## THE INPUT

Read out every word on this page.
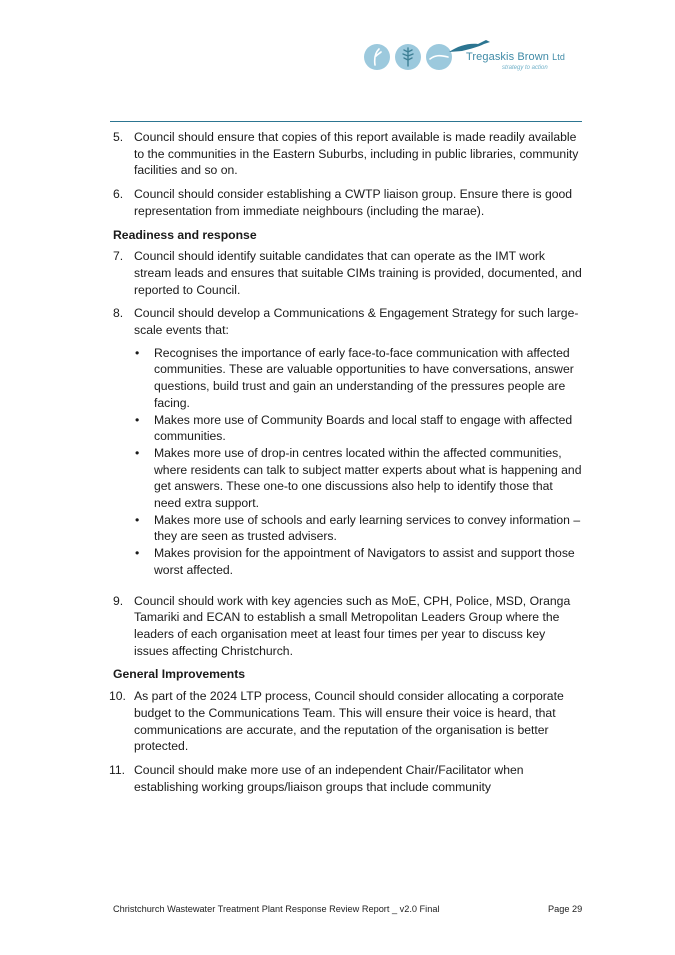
Tregaskis Brown Ltd
strategy to action
5. Council should ensure that copies of this report available is made readily available to the communities in the Eastern Suburbs, including in public libraries, community facilities and so on.
6. Council should consider establishing a CWTP liaison group. Ensure there is good representation from immediate neighbours (including the marae).
Readiness and response
7. Council should identify suitable candidates that can operate as the IMT work stream leads and ensures that suitable CIMs training is provided, documented, and reported to Council.
8. Council should develop a Communications & Engagement Strategy for such large-scale events that:
• Recognises the importance of early face-to-face communication with affected communities. These are valuable opportunities to have conversations, answer questions, build trust and gain an understanding of the pressures people are facing.
• Makes more use of Community Boards and local staff to engage with affected communities.
• Makes more use of drop-in centres located within the affected communities, where residents can talk to subject matter experts about what is happening and get answers. These one-to one discussions also help to identify those that need extra support.
• Makes more use of schools and early learning services to convey information – they are seen as trusted advisers.
• Makes provision for the appointment of Navigators to assist and support those worst affected.
9. Council should work with key agencies such as MoE, CPH, Police, MSD, Oranga Tamariki and ECAN to establish a small Metropolitan Leaders Group where the leaders of each organisation meet at least four times per year to discuss key issues affecting Christchurch.
General Improvements
10. As part of the 2024 LTP process, Council should consider allocating a corporate budget to the Communications Team. This will ensure their voice is heard, that communications are accurate, and the reputation of the organisation is better protected.
11. Council should make more use of an independent Chair/Facilitator when establishing working groups/liaison groups that include community
Christchurch Wastewater Treatment Plant Response Review Report _ v2.0 Final	Page 29
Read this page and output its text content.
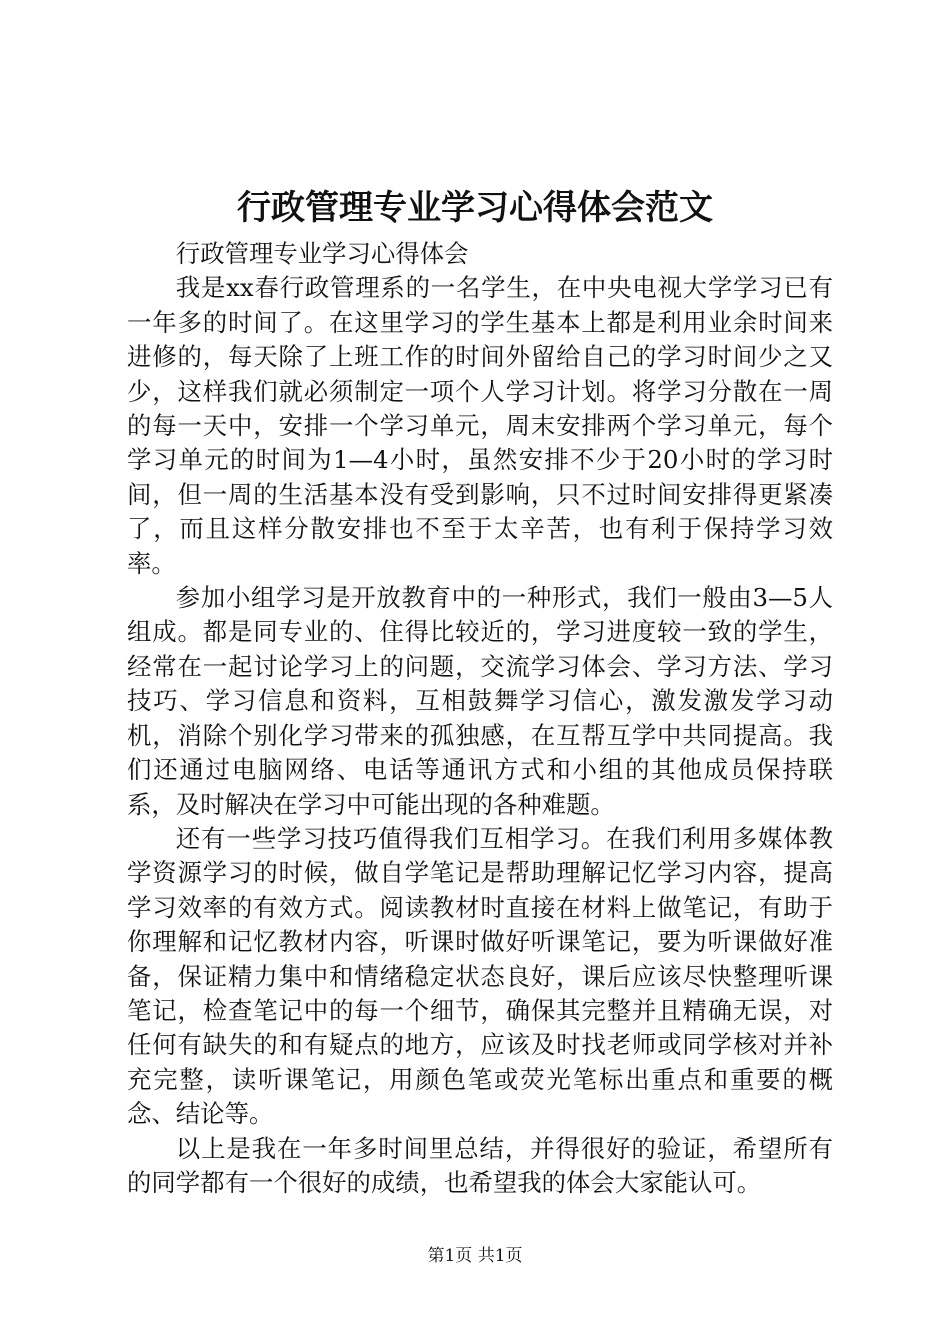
行政管理专业学习心得体会范文

行政管理专业学习心得体会

我是xx春行政管理系的一名学生，在中央电视大学学习已有一年多的时间了。在这里学习的学生基本上都是利用业余时间来进修的，每天除了上班工作的时间外留给自己的学习时间少之又少，这样我们就必须制定一项个人学习计划。将学习分散在一周的每一天中，安排一个学习单元，周末安排两个学习单元，每个学习单元的时间为1—4小时，虽然安排不少于20小时的学习时间，但一周的生活基本没有受到影响，只不过时间安排得更紧凑了，而且这样分散安排也不至于太辛苦，也有利于保持学习效率。

参加小组学习是开放教育中的一种形式，我们一般由3—5人组成。都是同专业的、住得比较近的，学习进度较一致的学生，经常在一起讨论学习上的问题，交流学习体会、学习方法、学习技巧、学习信息和资料，互相鼓舞学习信心，激发激发学习动机，消除个别化学习带来的孤独感，在互帮互学中共同提高。我们还通过电脑网络、电话等通讯方式和小组的其他成员保持联系，及时解决在学习中可能出现的各种难题。

还有一些学习技巧值得我们互相学习。在我们利用多媒体教学资源学习的时候，做自学笔记是帮助理解记忆学习内容，提高学习效率的有效方式。阅读教材时直接在材料上做笔记，有助于你理解和记忆教材内容，听课时做好听课笔记，要为听课做好准备，保证精力集中和情绪稳定状态良好，课后应该尽快整理听课笔记，检查笔记中的每一个细节，确保其完整并且精确无误，对任何有缺失的和有疑点的地方，应该及时找老师或同学核对并补充完整，读听课笔记，用颜色笔或荧光笔标出重点和重要的概念、结论等。

以上是我在一年多时间里总结，并得很好的验证，希望所有的同学都有一个很好的成绩，也希望我的体会大家能认可。

第1页 共1页
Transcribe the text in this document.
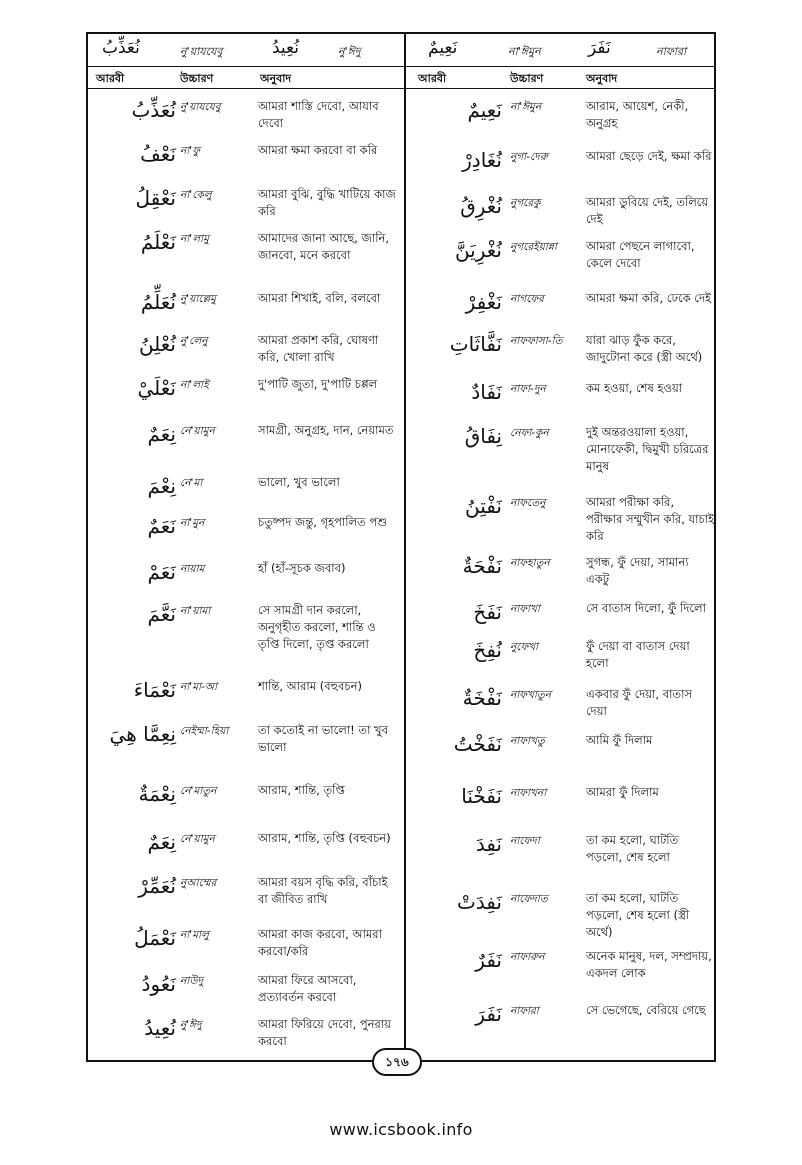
نُعَذِّبُ	নু'য়াযযেবু	نُعِيدُ	নু'ঈদু	نَعِيمٌ	না'ঈমুন	نَفَرَ	নাফারা
আরবী	উচ্চারণ	অনুবাদ	আরবী	উচ্চারণ	অনুবাদ
نُعَذِّبُ নু'য়াযযেবু	আমরা শাস্তি দেবো, আযাব দেবো
نَعْفُ না'ফু	আমরা ক্ষমা করবো বা করি
نَعْقِلُ না'কেলু	আমরা বুঝি, বুদ্ধি খাটিয়ে কাজ করি
نَعْلَمُ না'লামু	আমাদের জানা আছে, জানি, জানবো, মনে করবো
نُعَلِّمُ নু'য়াল্লেমু	আমরা শিখাই, বলি, বলবো
نُعْلِنُ নু'লেনু	আমরা প্রকাশ করি, ঘোষণা করি, খোলা রাখি
نَعْلَيْ না'লাই	দু'পাটি জুতা, দু'পাটি চপ্পল
نِعَمٌ নে'য়ামুন	সামগ্রী, অনুগ্রহ, দান, নেয়ামত
نِعْمَ নে'মা	ভালো, খুব ভালো
نَعَمٌ না'মুন	চতুষ্পদ জন্তু, গৃহপালিত পশু
نَعَمْ নায়াম	হাঁ (হাঁ-সূচক জবাব)
نَعَّمَ না'য়ামা	সে সামগ্রী দান করলো, অনুগৃহীত করলো, শান্তি ও তৃপ্তি দিলো, তৃপ্ত করলো
نَعْمَاءَ না'মা-আ	শান্তি, আরাম (বহুবচন)
نِعِمَّا هِيَ নেইম্মা-হিয়া	তা কতোই না ভালো! তা খুব ভালো
نِعْمَةٌ নে'মাতুন	আরাম, শান্তি, তৃপ্তি
نِعَمٌ নে'য়ামুন	আরাম, শান্তি, তৃপ্তি (বহুবচন)
نُعَمِّرْ নুআম্মের	আমরা বয়স বৃদ্ধি করি, বাঁচাই বা জীবিত রাখি
نَعْمَلُ না'মালু	আমরা কাজ করবো, আমরা করবো/করি
نَعُودُ নাউদু	আমরা ফিরে আসবো, প্রত্যাবর্তন করবো
نُعِيدُ নু'ঈদু	আমরা ফিরিয়ে দেবো, পুনরায় করবো
نَعِيمٌ না'ঈমুন	আরাম, আয়েশ, নেকী, অনুগ্রহ
نُغَادِرْ নুগা-দেরু	আমরা ছেড়ে দেই, ক্ষমা করি
نُغْرِقُ নুগরেকু	আমরা ডুবিয়ে দেই, তলিয়ে দেই
نُغْرِيَنَّ নুগরেইয়ান্না	আমরা পেছনে লাগাবো, কেলে দেবো
نَغْفِرْ নাগফের	আমরা ক্ষমা করি, ঢেকে দেই
نَفَّاثَاتِ নাফফাসা-তি	যারা ঝাড় ফুঁক করে, জাদুটোনা করে (স্ত্রী অর্থে)
نَفَادٌ নাফা-দুন	কম হওয়া, শেষ হওয়া
نِفَاقُ নেফা-কুন	দুই অন্তরওয়ালা হওয়া, মোনাফেকী, দ্বিমুখী চরিত্রের মানুষ
نَفْتِنُ নাফতেনু	আমরা পরীক্ষা করি, পরীক্ষার সম্মুখীন করি, যাচাই করি
نَفْحَةٌ নাফহাতুন	সুগন্ধ, ফুঁ দেয়া, সামান্য একটু
نَفَخَ নাফাখা	সে বাতাস দিলো, ফুঁ দিলো
نُفِخَ নুফেখা	ফুঁ দেয়া বা বাতাস দেয়া হলো
نَفْخَةٌ নাফখাতুন	একবার ফুঁ দেয়া, বাতাস দেয়া
نَفَخْتُ নাফাখতু	আমি ফুঁ দিলাম
نَفَخْنَا নাফাখনা	আমরা ফুঁ দিলাম
نَفِدَ নাফেদা	তা কম হলো, ঘাটতি পড়লো, শেষ হলো
نَفِدَتْ নাফেদাত	তা কম হলো, ঘাটতি পড়লো, শেষ হলো (স্ত্রী অর্থে)
نَفَرٌ নাফারুন	অনেক মানুষ, দল, সম্প্রদায়, একদল লোক
نَفَرَ নাফারা	সে ভেগেছে, বেরিয়ে গেছে
১৭৬
www.icsbook.info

## EXERCISE OBJECTIVE
Copy the records above exactly. The pictures are not part of the copy.

## REPLY TO THE TASK
Read out every word on this page.
Tregaskis Brown Ltd
strategy to action
5. Council should ensure that copies of this report available is made readily available to the communities in the Eastern Suburbs, including in public libraries, community facilities and so on.
6. Council should consider establishing a CWTP liaison group. Ensure there is good representation from immediate neighbours (including the marae).
Readiness and response
7. Council should identify suitable candidates that can operate as the IMT work stream leads and ensures that suitable CIMs training is provided, documented, and reported to Council.
8. Council should develop a Communications & Engagement Strategy for such large-scale events that:
• Recognises the importance of early face-to-face communication with affected communities. These are valuable opportunities to have conversations, answer questions, build trust and gain an understanding of the pressures people are facing.
• Makes more use of Community Boards and local staff to engage with affected communities.
• Makes more use of drop-in centres located within the affected communities, where residents can talk to subject matter experts about what is happening and get answers. These one-to one discussions also help to identify those that need extra support.
• Makes more use of schools and early learning services to convey information – they are seen as trusted advisers.
• Makes provision for the appointment of Navigators to assist and support those worst affected.
9. Council should work with key agencies such as MoE, CPH, Police, MSD, Oranga Tamariki and ECAN to establish a small Metropolitan Leaders Group where the leaders of each organisation meet at least four times per year to discuss key issues affecting Christchurch.
General Improvements
10. As part of the 2024 LTP process, Council should consider allocating a corporate budget to the Communications Team. This will ensure their voice is heard, that communications are accurate, and the reputation of the organisation is better protected.
11. Council should make more use of an independent Chair/Facilitator when establishing working groups/liaison groups that include community
Christchurch Wastewater Treatment Plant Response Review Report _ v2.0 Final	Page 29
Read this page and output its text content.
行政管理专业学习心得体会范文

行政管理专业学习心得体会

我是xx春行政管理系的一名学生，在中央电视大学学习已有一年多的时间了。在这里学习的学生基本上都是利用业余时间来进修的，每天除了上班工作的时间外留给自己的学习时间少之又少，这样我们就必须制定一项个人学习计划。将学习分散在一周的每一天中，安排一个学习单元，周末安排两个学习单元，每个学习单元的时间为1—4小时，虽然安排不少于20小时的学习时间，但一周的生活基本没有受到影响，只不过时间安排得更紧凑了，而且这样分散安排也不至于太辛苦，也有利于保持学习效率。

参加小组学习是开放教育中的一种形式，我们一般由3—5人组成。都是同专业的、住得比较近的，学习进度较一致的学生，经常在一起讨论学习上的问题，交流学习体会、学习方法、学习技巧、学习信息和资料，互相鼓舞学习信心，激发激发学习动机，消除个别化学习带来的孤独感，在互帮互学中共同提高。我们还通过电脑网络、电话等通讯方式和小组的其他成员保持联系，及时解决在学习中可能出现的各种难题。

还有一些学习技巧值得我们互相学习。在我们利用多媒体教学资源学习的时候，做自学笔记是帮助理解记忆学习内容，提高学习效率的有效方式。阅读教材时直接在材料上做笔记，有助于你理解和记忆教材内容，听课时做好听课笔记，要为听课做好准备，保证精力集中和情绪稳定状态良好，课后应该尽快整理听课笔记，检查笔记中的每一个细节，确保其完整并且精确无误，对任何有缺失的和有疑点的地方，应该及时找老师或同学核对并补充完整，读听课笔记，用颜色笔或荧光笔标出重点和重要的概念、结论等。

以上是我在一年多时间里总结，并得很好的验证，希望所有的同学都有一个很好的成绩，也希望我的体会大家能认可。

第1页 共1页
Transcribe the text in this document.
نُعَذِّبُ	নু'য়াযযেবু	نُعِيدُ	নু'ঈদু	نَعِيمٌ	না'ঈমুন	نَفَرَ	নাফারা
আরবী	উচ্চারণ	অনুবাদ	আরবী	উচ্চারণ	অনুবাদ
نُعَذِّبُ নু'য়াযযেবু	আমরা শাস্তি দেবো, আযাব দেবো
نَعْفُ না'ফু	আমরা ক্ষমা করবো বা করি
نَعْقِلُ না'কেলু	আমরা বুঝি, বুদ্ধি খাটিয়ে কাজ করি
نَعْلَمُ না'লামু	আমাদের জানা আছে, জানি, জানবো, মনে করবো
نُعَلِّمُ নু'য়াল্লেমু	আমরা শিখাই, বলি, বলবো
نُعْلِنُ নু'লেনু	আমরা প্রকাশ করি, ঘোষণা করি, খোলা রাখি
نَعْلَيْ না'লাই	দু'পাটি জুতা, দু'পাটি চপ্পল
نِعَمٌ নে'য়ামুন	সামগ্রী, অনুগ্রহ, দান, নেয়ামত
نِعْمَ নে'মা	ভালো, খুব ভালো
نَعَمٌ না'মুন	চতুষ্পদ জন্তু, গৃহপালিত পশু
نَعَمْ নায়াম	হাঁ (হাঁ-সূচক জবাব)
نَعَّمَ না'য়ামা	সে সামগ্রী দান করলো, অনুগৃহীত করলো, শান্তি ও তৃপ্তি দিলো, তৃপ্ত করলো
نَعْمَاءَ না'মা-আ	শান্তি, আরাম (বহুবচন)
نِعِمَّا هِيَ নেইম্মা-হিয়া	তা কতোই না ভালো! তা খুব ভালো
نِعْمَةٌ নে'মাতুন	আরাম, শান্তি, তৃপ্তি
نِعَمٌ নে'য়ামুন	আরাম, শান্তি, তৃপ্তি (বহুবচন)
نُعَمِّرْ নুআম্মের	আমরা বয়স বৃদ্ধি করি, বাঁচাই বা জীবিত রাখি
نَعْمَلُ না'মালু	আমরা কাজ করবো, আমরা করবো/করি
نَعُودُ নাউদু	আমরা ফিরে আসবো, প্রত্যাবর্তন করবো
نُعِيدُ নু'ঈদু	আমরা ফিরিয়ে দেবো, পুনরায় করবো
نَعِيمٌ না'ঈমুন	আরাম, আয়েশ, নেকী, অনুগ্রহ
نُغَادِرْ নুগা-দেরু	আমরা ছেড়ে দেই, ক্ষমা করি
نُغْرِقُ নুগরেকু	আমরা ডুবিয়ে দেই, তলিয়ে দেই
نُغْرِيَنَّ নুগরেইয়ান্না	আমরা পেছনে লাগাবো, কেলে দেবো
نَغْفِرْ নাগফের	আমরা ক্ষমা করি, ঢেকে দেই
نَفَّاثَاتِ নাফফাসা-তি	যারা ঝাড় ফুঁক করে, জাদুটোনা করে (স্ত্রী অর্থে)
نَفَادٌ নাফা-দুন	কম হওয়া, শেষ হওয়া
نِفَاقُ নেফা-কুন	দুই অন্তরওয়ালা হওয়া, মোনাফেকী, দ্বিমুখী চরিত্রের মানুষ
نَفْتِنُ নাফতেনু	আমরা পরীক্ষা করি, পরীক্ষার সম্মুখীন করি, যাচাই করি
نَفْحَةٌ নাফহাতুন	সুগন্ধ, ফুঁ দেয়া, সামান্য একটু
نَفَخَ নাফাখা	সে বাতাস দিলো, ফুঁ দিলো
نُفِخَ নুফেখা	ফুঁ দেয়া বা বাতাস দেয়া হলো
نَفْخَةٌ নাফখাতুন	একবার ফুঁ দেয়া, বাতাস দেয়া
نَفَخْتُ নাফাখতু	আমি ফুঁ দিলাম
نَفَخْنَا নাফাখনা	আমরা ফুঁ দিলাম
نَفِدَ নাফেদা	তা কম হলো, ঘাটতি পড়লো, শেষ হলো
نَفِدَتْ নাফেদাত	তা কম হলো, ঘাটতি পড়লো, শেষ হলো (স্ত্রী অর্থে)
نَفَرٌ নাফারুন	অনেক মানুষ, দল, সম্প্রদায়, একদল লোক
نَفَرَ নাফারা	সে ভেগেছে, বেরিয়ে গেছে
১৭৬
www.icsbook.info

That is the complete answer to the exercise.